Activity —
Write out the full commentary below word for word.

Document text —
"""

Commentary
Will We Ever Know the Truth?

In the month of May, within a week of each other, two terrible accidents took a heavy toll of human lives – first the air crash at Mangalore airport and then the Gyaneshwari Express accident near Jhargram in West Midnapore district of West Bengal. While mourning the huge loss of human lives in both cases, every citizen would certainly seek to fix responsibility for such accidents and know the truth about them. A month later, as we write these lines, are we closer to knowing and acknowledging the truth and fixing responsibility?

Let us first consider the Gyaneshwari Express tragedy. Unlike most accidents, this one was from the outset not attributed to usual factors like ‘human error’ or ‘structural deficiency’ but rather to a suspected act of sabotage. While the state government was quick to indicate a Maoist hand in the sabotage, Railway Minister Mamata Banerjee began talking of high-level political conspiracy (hinting at a possible complicity of the CPI(M) and/or the West Bengal Government) and called for a CBI probe into the incident. The Union Home Minister, on his part, went public with his observation that the ‘needle of suspicion’ pointed to the Maoists. Eventually a CBI enquiry was ordered and the CBI has now formed a joint investigation team while announcing rewards for three PCAPA/Maoist activists. The PCAPA (People’s Committee against Police Atrocities) – the most prominent banner of the Lalgarh agitation – has meanwhile announced parallel rewards for nine CPI(M) leaders and activists.

"""

Dataset extract —
"""

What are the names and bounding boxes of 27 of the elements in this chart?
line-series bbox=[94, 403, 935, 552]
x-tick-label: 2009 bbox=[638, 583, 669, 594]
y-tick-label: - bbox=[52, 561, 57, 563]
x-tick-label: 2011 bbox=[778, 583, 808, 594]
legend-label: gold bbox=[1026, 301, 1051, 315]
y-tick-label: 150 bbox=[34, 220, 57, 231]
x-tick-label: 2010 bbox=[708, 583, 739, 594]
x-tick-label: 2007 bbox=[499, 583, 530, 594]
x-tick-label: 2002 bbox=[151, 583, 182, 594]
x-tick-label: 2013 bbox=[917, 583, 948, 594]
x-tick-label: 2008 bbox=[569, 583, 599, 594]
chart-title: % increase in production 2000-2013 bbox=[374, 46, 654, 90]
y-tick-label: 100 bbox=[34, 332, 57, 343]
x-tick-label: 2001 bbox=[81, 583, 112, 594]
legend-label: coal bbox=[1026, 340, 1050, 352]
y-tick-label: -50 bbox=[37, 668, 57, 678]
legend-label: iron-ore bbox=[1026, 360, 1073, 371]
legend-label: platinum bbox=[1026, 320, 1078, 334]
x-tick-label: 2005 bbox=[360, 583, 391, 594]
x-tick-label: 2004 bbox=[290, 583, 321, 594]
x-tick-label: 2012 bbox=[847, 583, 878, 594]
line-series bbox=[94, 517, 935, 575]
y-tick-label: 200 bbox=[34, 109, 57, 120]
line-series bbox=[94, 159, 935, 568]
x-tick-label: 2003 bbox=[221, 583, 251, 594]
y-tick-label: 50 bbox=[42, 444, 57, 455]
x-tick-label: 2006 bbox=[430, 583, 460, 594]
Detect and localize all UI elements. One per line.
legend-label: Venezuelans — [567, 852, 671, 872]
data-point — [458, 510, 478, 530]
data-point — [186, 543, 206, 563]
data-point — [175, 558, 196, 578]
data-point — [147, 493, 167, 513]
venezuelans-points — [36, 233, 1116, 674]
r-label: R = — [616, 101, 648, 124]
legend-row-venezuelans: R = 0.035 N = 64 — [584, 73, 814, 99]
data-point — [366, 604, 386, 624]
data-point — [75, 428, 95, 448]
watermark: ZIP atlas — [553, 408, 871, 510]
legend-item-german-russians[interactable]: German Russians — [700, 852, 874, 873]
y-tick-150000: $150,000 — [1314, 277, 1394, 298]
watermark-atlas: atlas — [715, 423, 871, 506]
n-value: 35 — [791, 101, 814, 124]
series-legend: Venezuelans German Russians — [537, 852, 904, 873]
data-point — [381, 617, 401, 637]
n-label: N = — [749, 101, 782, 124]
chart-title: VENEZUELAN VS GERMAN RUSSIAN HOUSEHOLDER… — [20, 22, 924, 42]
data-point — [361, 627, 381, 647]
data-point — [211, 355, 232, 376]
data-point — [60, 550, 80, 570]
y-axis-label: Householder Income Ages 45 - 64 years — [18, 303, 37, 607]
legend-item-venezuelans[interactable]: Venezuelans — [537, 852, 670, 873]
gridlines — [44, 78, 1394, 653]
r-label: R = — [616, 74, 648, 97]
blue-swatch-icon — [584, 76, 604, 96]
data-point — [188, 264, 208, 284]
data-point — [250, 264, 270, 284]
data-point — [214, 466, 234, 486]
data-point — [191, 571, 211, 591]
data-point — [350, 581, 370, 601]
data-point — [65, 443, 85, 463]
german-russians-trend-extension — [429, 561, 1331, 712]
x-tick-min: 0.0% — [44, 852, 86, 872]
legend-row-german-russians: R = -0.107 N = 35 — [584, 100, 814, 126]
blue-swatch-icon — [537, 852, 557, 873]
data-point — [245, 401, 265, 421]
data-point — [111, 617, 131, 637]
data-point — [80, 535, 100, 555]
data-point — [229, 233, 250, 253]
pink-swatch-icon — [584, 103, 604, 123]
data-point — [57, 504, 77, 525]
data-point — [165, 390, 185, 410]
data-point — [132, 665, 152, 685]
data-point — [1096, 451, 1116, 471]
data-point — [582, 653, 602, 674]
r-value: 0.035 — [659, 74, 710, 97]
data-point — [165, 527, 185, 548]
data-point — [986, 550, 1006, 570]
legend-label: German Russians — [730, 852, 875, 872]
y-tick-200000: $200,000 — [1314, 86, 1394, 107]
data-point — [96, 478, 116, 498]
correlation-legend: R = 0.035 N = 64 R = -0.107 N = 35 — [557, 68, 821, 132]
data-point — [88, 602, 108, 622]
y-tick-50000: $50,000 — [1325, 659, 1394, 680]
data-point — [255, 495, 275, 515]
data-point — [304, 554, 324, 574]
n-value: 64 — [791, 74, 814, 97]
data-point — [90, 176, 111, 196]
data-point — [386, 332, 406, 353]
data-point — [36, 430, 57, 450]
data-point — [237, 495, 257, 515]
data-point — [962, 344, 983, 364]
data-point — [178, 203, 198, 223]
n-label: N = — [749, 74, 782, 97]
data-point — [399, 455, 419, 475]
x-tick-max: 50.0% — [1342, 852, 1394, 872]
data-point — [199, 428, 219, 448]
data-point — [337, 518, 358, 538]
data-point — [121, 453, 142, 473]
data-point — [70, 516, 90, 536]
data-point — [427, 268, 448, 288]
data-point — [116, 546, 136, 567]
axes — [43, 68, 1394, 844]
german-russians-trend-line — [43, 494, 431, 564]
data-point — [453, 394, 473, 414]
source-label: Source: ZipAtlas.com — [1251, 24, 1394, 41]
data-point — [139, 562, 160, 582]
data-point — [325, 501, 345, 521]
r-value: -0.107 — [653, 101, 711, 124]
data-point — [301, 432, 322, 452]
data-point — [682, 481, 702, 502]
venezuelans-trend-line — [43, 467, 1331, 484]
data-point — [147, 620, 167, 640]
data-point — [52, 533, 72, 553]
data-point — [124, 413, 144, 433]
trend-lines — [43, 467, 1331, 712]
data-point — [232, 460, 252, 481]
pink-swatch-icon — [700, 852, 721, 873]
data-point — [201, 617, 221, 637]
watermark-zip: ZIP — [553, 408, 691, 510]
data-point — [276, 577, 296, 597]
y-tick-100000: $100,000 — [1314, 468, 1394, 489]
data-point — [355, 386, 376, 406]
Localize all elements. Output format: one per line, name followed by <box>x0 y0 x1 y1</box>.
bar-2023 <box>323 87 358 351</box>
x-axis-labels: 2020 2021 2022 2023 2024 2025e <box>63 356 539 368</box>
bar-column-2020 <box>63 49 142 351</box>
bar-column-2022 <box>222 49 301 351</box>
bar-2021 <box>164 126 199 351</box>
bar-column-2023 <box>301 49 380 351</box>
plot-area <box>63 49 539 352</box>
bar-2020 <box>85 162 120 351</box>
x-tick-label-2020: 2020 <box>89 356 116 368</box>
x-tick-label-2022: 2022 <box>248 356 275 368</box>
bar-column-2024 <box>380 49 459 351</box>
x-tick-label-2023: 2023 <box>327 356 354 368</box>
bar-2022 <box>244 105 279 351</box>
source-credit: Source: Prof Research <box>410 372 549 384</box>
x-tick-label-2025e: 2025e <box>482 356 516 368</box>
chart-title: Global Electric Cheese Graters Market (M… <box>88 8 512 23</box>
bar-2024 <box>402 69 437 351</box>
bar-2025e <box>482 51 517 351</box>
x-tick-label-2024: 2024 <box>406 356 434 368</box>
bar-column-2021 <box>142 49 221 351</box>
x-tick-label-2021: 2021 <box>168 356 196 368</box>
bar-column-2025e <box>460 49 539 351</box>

"""

Response for this exercise —
Commentary
Will We Ever Know the Truth?

In the month of May, within a week of each other, two terrible accidents took a heavy toll of human lives – first the air crash at Mangalore airport and then the Gyaneshwari Express accident near Jhargram in West Midnapore district of West Bengal. While mourning the huge loss of human lives in both cases, every citizen would certainly seek to fix responsibility for such accidents and know the truth about them. A month later, as we write these lines, are we closer to knowing and acknowledging the truth and fixing responsibility?

Let us first consider the Gyaneshwari Express tragedy. Unlike most accidents, this one was from the outset not attributed to usual factors like ‘human error’ or ‘structural deficiency’ but rather to a suspected act of sabotage. While the state government was quick to indicate a Maoist hand in the sabotage, Railway Minister Mamata Banerjee began talking of high-level political conspiracy (hinting at a possible complicity of the CPI(M) and/or the West Bengal Government) and called for a CBI probe into the incident. The Union Home Minister, on his part, went public with his observation that the ‘needle of suspicion’ pointed to the Maoists. Eventually a CBI enquiry was ordered and the CBI has now formed a joint investigation team while announcing rewards for three PCAPA/Maoist activists. The PCAPA (People’s Committee against Police Atrocities) – the most prominent banner of the Lalgarh agitation – has meanwhile announced parallel rewards for nine CPI(M) leaders and activists.